WRITTEN TASK
Please list all lines of the material below in which the string "ประเภทหล" occurs.
___ THE INPUT
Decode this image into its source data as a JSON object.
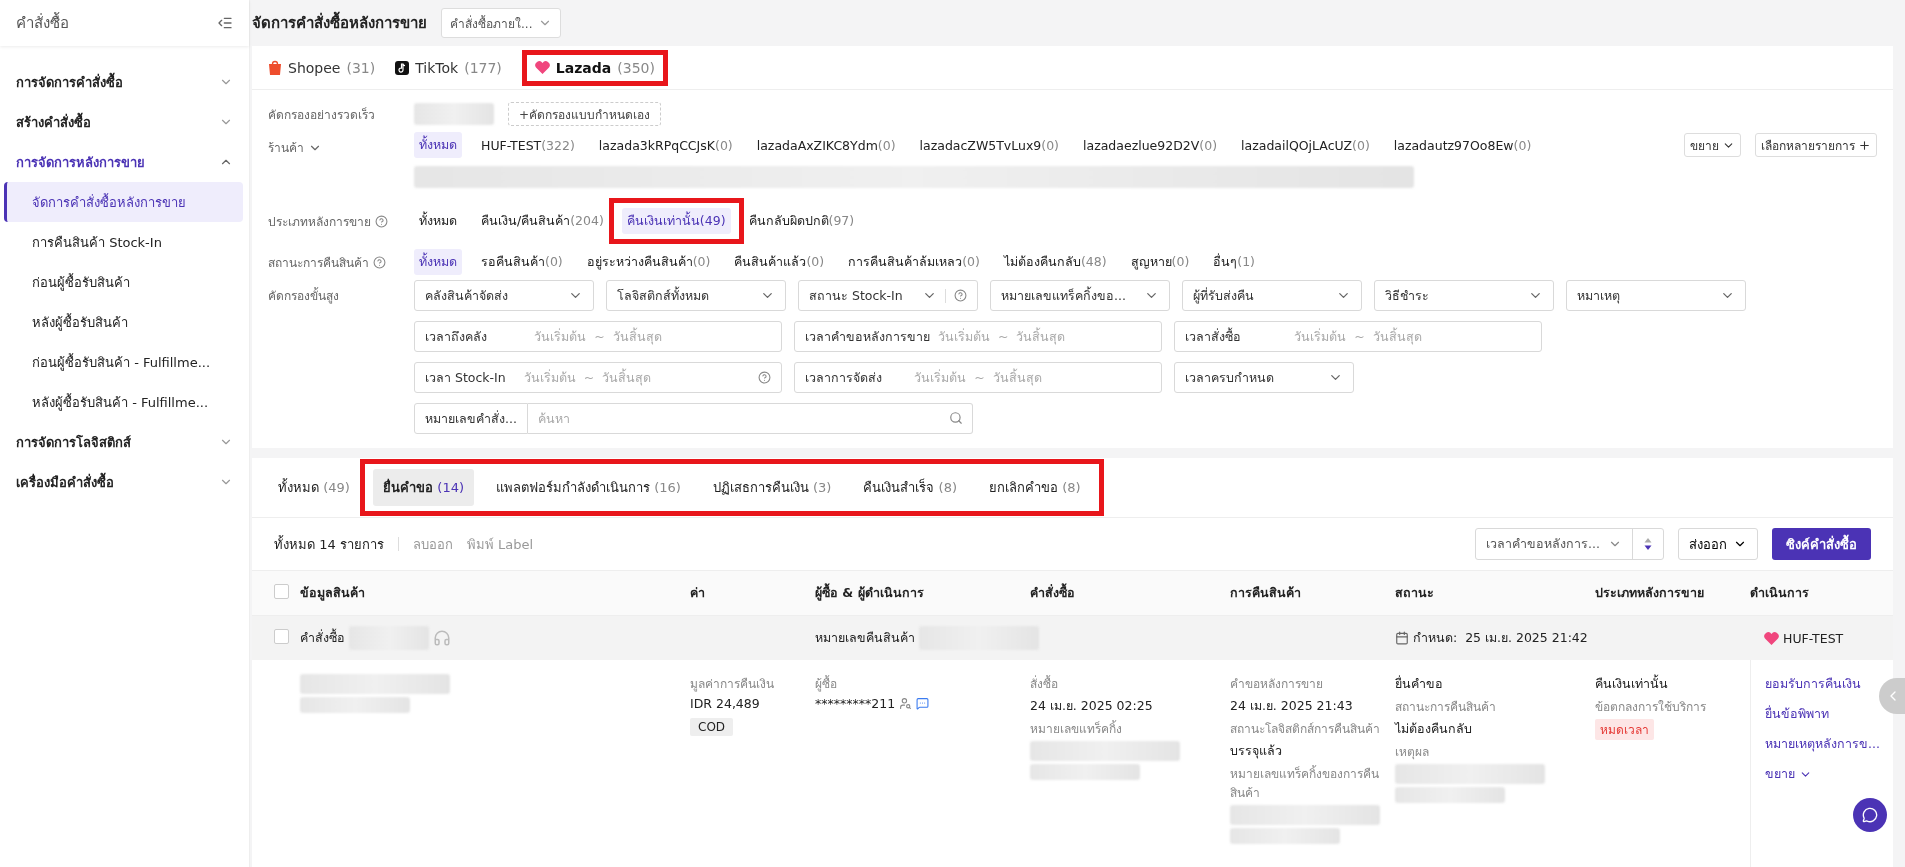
{
  "sidebar": {
    "title": "คำสั่งซื้อ",
    "groups": [
      {
        "label": "การจัดการคำสั่งซื้อ",
        "expanded": false
      },
      {
        "label": "สร้างคำสั่งซื้อ",
        "expanded": false
      },
      {
        "label": "การจัดการหลังการขาย",
        "expanded": true,
        "children": [
          {
            "label": "จัดการคำสั่งซื้อหลังการขาย",
            "selected": true
          },
          {
            "label": "การคืนสินค้า Stock-In",
            "selected": false
          },
          {
            "label": "ก่อนผู้ซื้อรับสินค้า",
            "selected": false
          },
          {
            "label": "หลังผู้ซื้อรับสินค้า",
            "selected": false
          },
          {
            "label": "ก่อนผู้ซื้อรับสินค้า - Fulfillme...",
            "selected": false
          },
          {
            "label": "หลังผู้ซื้อรับสินค้า - Fulfillme...",
            "selected": false
          }
        ]
      },
      {
        "label": "การจัดการโลจิสติกส์",
        "expanded": false
      },
      {
        "label": "เครื่องมือคำสั่งซื้อ",
        "expanded": false
      }
    ]
  },
  "header": {
    "title": "จัดการคำสั่งซื้อหลังการขาย",
    "select": "คำสั่งซื้อภายใ..."
  },
  "platform_tabs": [
    {
      "kind": "bag",
      "label": "Shopee",
      "count": "(31)",
      "selected": false,
      "outlined": false
    },
    {
      "kind": "note",
      "label": "TikTok",
      "count": "(177)",
      "selected": false,
      "outlined": false
    },
    {
      "kind": "heart",
      "label": "Lazada",
      "count": "(350)",
      "selected": true,
      "outlined": true
    }
  ],
  "quick_filter": {
    "label": "คัดกรองอย่างรวดเร็ว",
    "add": "+คัดกรองแบบกำหนดเอง"
  },
  "store_filter": {
    "label": "ร้านค้า",
    "items": [
      {
        "label": "ทั้งหมด",
        "selected": true
      },
      {
        "label": "HUF-TEST",
        "count": "(322)",
        "selected": false
      },
      {
        "label": "lazada3kRPqCCJsK",
        "count": "(0)",
        "selected": false
      },
      {
        "label": "lazadaAxZIKC8Ydm",
        "count": "(0)",
        "selected": false
      },
      {
        "label": "lazadacZW5TvLux9",
        "count": "(0)",
        "selected": false
      },
      {
        "label": "lazadaezlue92D2V",
        "count": "(0)",
        "selected": false
      },
      {
        "label": "lazadailQOjLAcUZ",
        "count": "(0)",
        "selected": false
      },
      {
        "label": "lazadautz97Oo8Ew",
        "count": "(0)",
        "selected": false
      }
    ],
    "expand": "ขยาย",
    "multi": "เลือกหลายรายการ"
  },
  "type_filter": {
    "label": "ประเภทหลังการขาย",
    "items": [
      {
        "label": "ทั้งหมด",
        "selected": false,
        "outlined": false
      },
      {
        "label": "คืนเงิน/คืนสินค้า",
        "count": "(204)",
        "selected": false,
        "outlined": false
      },
      {
        "label": "คืนเงินเท่านั้น",
        "count": "(49)",
        "selected": true,
        "outlined": true
      },
      {
        "label": "คืนกลับผิดปกติ",
        "count": "(97)",
        "selected": false,
        "outlined": false
      }
    ]
  },
  "return_status_filter": {
    "label": "สถานะการคืนสินค้า",
    "items": [
      {
        "label": "ทั้งหมด",
        "selected": true
      },
      {
        "label": "รอคืนสินค้า",
        "count": "(0)",
        "selected": false
      },
      {
        "label": "อยู่ระหว่างคืนสินค้า",
        "count": "(0)",
        "selected": false
      },
      {
        "label": "คืนสินค้าแล้ว",
        "count": "(0)",
        "selected": false
      },
      {
        "label": "การคืนสินค้าล้มเหลว",
        "count": "(0)",
        "selected": false
      },
      {
        "label": "ไม่ต้องคืนกลับ",
        "count": "(48)",
        "selected": false
      },
      {
        "label": "สูญหาย",
        "count": "(0)",
        "selected": false
      },
      {
        "label": "อื่นๆ",
        "count": "(1)",
        "selected": false
      }
    ]
  },
  "advanced_filter": {
    "label": "คัดกรองขั้นสูง",
    "rows": [
      {
        "fields": [
          {
            "kind": "select",
            "label": "คลังสินค้าจัดส่ง"
          },
          {
            "kind": "select",
            "label": "โลจิสติกส์ทั้งหมด"
          },
          {
            "kind": "select_help",
            "label": "สถานะ Stock-In"
          },
          {
            "kind": "select",
            "label": "หมายเลขแทร็คกิ้งขอ..."
          },
          {
            "kind": "select",
            "label": "ผู้ที่รับส่งคืน"
          },
          {
            "kind": "select",
            "label": "วิธีชำระ"
          },
          {
            "kind": "select",
            "label": "หมาเหตุ"
          }
        ]
      },
      {
        "fields": [
          {
            "kind": "date",
            "label": "เวลาถึงคลัง",
            "start": "วันเริ่มต้น",
            "separator": "~",
            "end": "วันสิ้นสุด",
            "help": false
          },
          {
            "kind": "date",
            "label": "เวลาคำขอหลังการขาย",
            "start": "วันเริ่มต้น",
            "separator": "~",
            "end": "วันสิ้นสุด",
            "help": false
          },
          {
            "kind": "date",
            "label": "เวลาสั่งซื้อ",
            "start": "วันเริ่มต้น",
            "separator": "~",
            "end": "วันสิ้นสุด",
            "help": false
          }
        ]
      },
      {
        "fields": [
          {
            "kind": "date",
            "label": "เวลา Stock-In",
            "start": "วันเริ่มต้น",
            "separator": "~",
            "end": "วันสิ้นสุด",
            "help": true
          },
          {
            "kind": "date",
            "label": "เวลาการจัดส่ง",
            "start": "วันเริ่มต้น",
            "separator": "~",
            "end": "วันสิ้นสุด",
            "help": false
          },
          {
            "kind": "select",
            "label": "เวลาครบกำหนด"
          }
        ]
      },
      {
        "fields": [
          {
            "kind": "search",
            "label": "หมายเลขคำสั่ง...",
            "placeholder": "ค้นหา"
          }
        ]
      }
    ]
  },
  "status_tabs": [
    {
      "label": "ทั้งหมด",
      "count": "(49)",
      "selected": false,
      "outlined": false
    },
    {
      "label": "ยื่นคำขอ",
      "count": "(14)",
      "selected": true,
      "outlined": true
    },
    {
      "label": "แพลตฟอร์มกำลังดำเนินการ",
      "count": "(16)",
      "selected": false,
      "outlined": true
    },
    {
      "label": "ปฏิเสธการคืนเงิน",
      "count": "(3)",
      "selected": false,
      "outlined": true
    },
    {
      "label": "คืนเงินสำเร็จ",
      "count": "(8)",
      "selected": false,
      "outlined": true
    },
    {
      "label": "ยกเลิกคำขอ",
      "count": "(8)",
      "selected": false,
      "outlined": true
    }
  ],
  "toolbar": {
    "total": "ทั้งหมด 14 รายการ",
    "actions": [
      "ลบออก",
      "พิมพ์ Label"
    ],
    "sort": "เวลาคำขอหลังการ...",
    "export": "ส่งออก",
    "sync": "ซิงค์คำสั่งซื้อ"
  },
  "table": {
    "columns": [
      "ข้อมูลสินค้า",
      "ค่า",
      "ผู้ซื้อ & ผู้ดำเนินการ",
      "คำสั่งซื้อ",
      "การคืนสินค้า",
      "สถานะ",
      "ประเภทหลังการขาย",
      "ดำเนินการ"
    ],
    "select_all_checked": false,
    "order": {
      "checked": false,
      "order_label": "คำสั่งซื้อ",
      "return_label": "หมายเลขคืนสินค้า",
      "deadline": "กำหนด:  25 เม.ย. 2025 21:42",
      "store": "HUF-TEST"
    },
    "detail": [
      [
        {
          "kind": "redacted"
        }
      ],
      [
        {
          "kind": "label",
          "text": "มูลค่าการคืนเงิน"
        },
        {
          "kind": "value",
          "text": "IDR 24,489"
        },
        {
          "kind": "tag",
          "text": "COD"
        }
      ],
      [
        {
          "kind": "label",
          "text": "ผู้ซื้อ"
        },
        {
          "kind": "buyer",
          "text": "*********211"
        }
      ],
      [
        {
          "kind": "label",
          "text": "สั่งซื้อ"
        },
        {
          "kind": "value",
          "text": "24 เม.ย. 2025 02:25"
        },
        {
          "kind": "label",
          "text": "หมายเลขแทร็คกิ้ง"
        },
        {
          "kind": "redacted"
        }
      ],
      [
        {
          "kind": "label",
          "text": "คำขอหลังการขาย"
        },
        {
          "kind": "value",
          "text": "24 เม.ย. 2025 21:43"
        },
        {
          "kind": "label",
          "text": "สถานะโลจิสติกส์การคืนสินค้า"
        },
        {
          "kind": "value",
          "text": "บรรจุแล้ว"
        },
        {
          "kind": "label",
          "text": "หมายเลขแทร็คกิ้งของการคืนสินค้า"
        },
        {
          "kind": "redacted"
        }
      ],
      [
        {
          "kind": "value",
          "text": "ยื่นคำขอ"
        },
        {
          "kind": "label",
          "text": "สถานะการคืนสินค้า"
        },
        {
          "kind": "value",
          "text": "ไม่ต้องคืนกลับ"
        },
        {
          "kind": "label",
          "text": "เหตุผล"
        },
        {
          "kind": "redacted"
        }
      ],
      [
        {
          "kind": "value",
          "text": "คืนเงินเท่านั้น"
        },
        {
          "kind": "label",
          "text": "ข้อตกลงการใช้บริการ"
        },
        {
          "kind": "alert",
          "text": "หมดเวลา"
        }
      ],
      [
        {
          "kind": "link",
          "text": "ยอมรับการคืนเงิน"
        },
        {
          "kind": "link",
          "text": "ยื่นข้อพิพาท"
        },
        {
          "kind": "link",
          "text": "หมายเหตุหลังการข..."
        },
        {
          "kind": "more",
          "text": "ขยาย"
        }
      ]
    ]
  }
}
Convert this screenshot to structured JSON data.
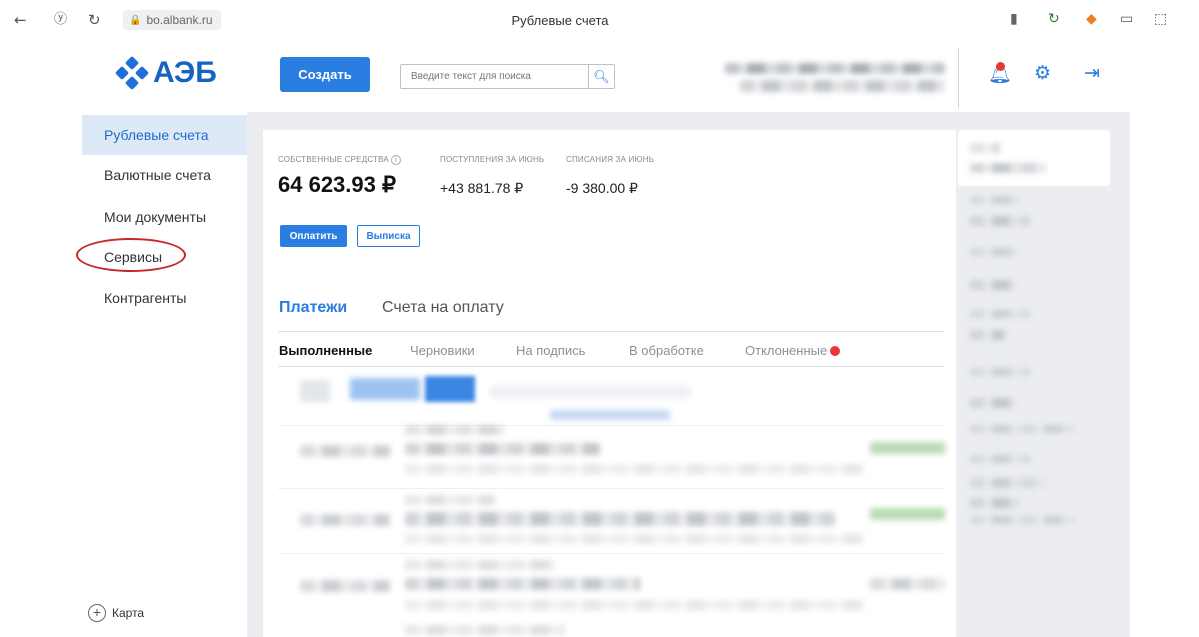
______
OUTPUT OF THE TASK
    "label": "ประเภทหลังการขาย",
      "ประเภทหลังการขาย",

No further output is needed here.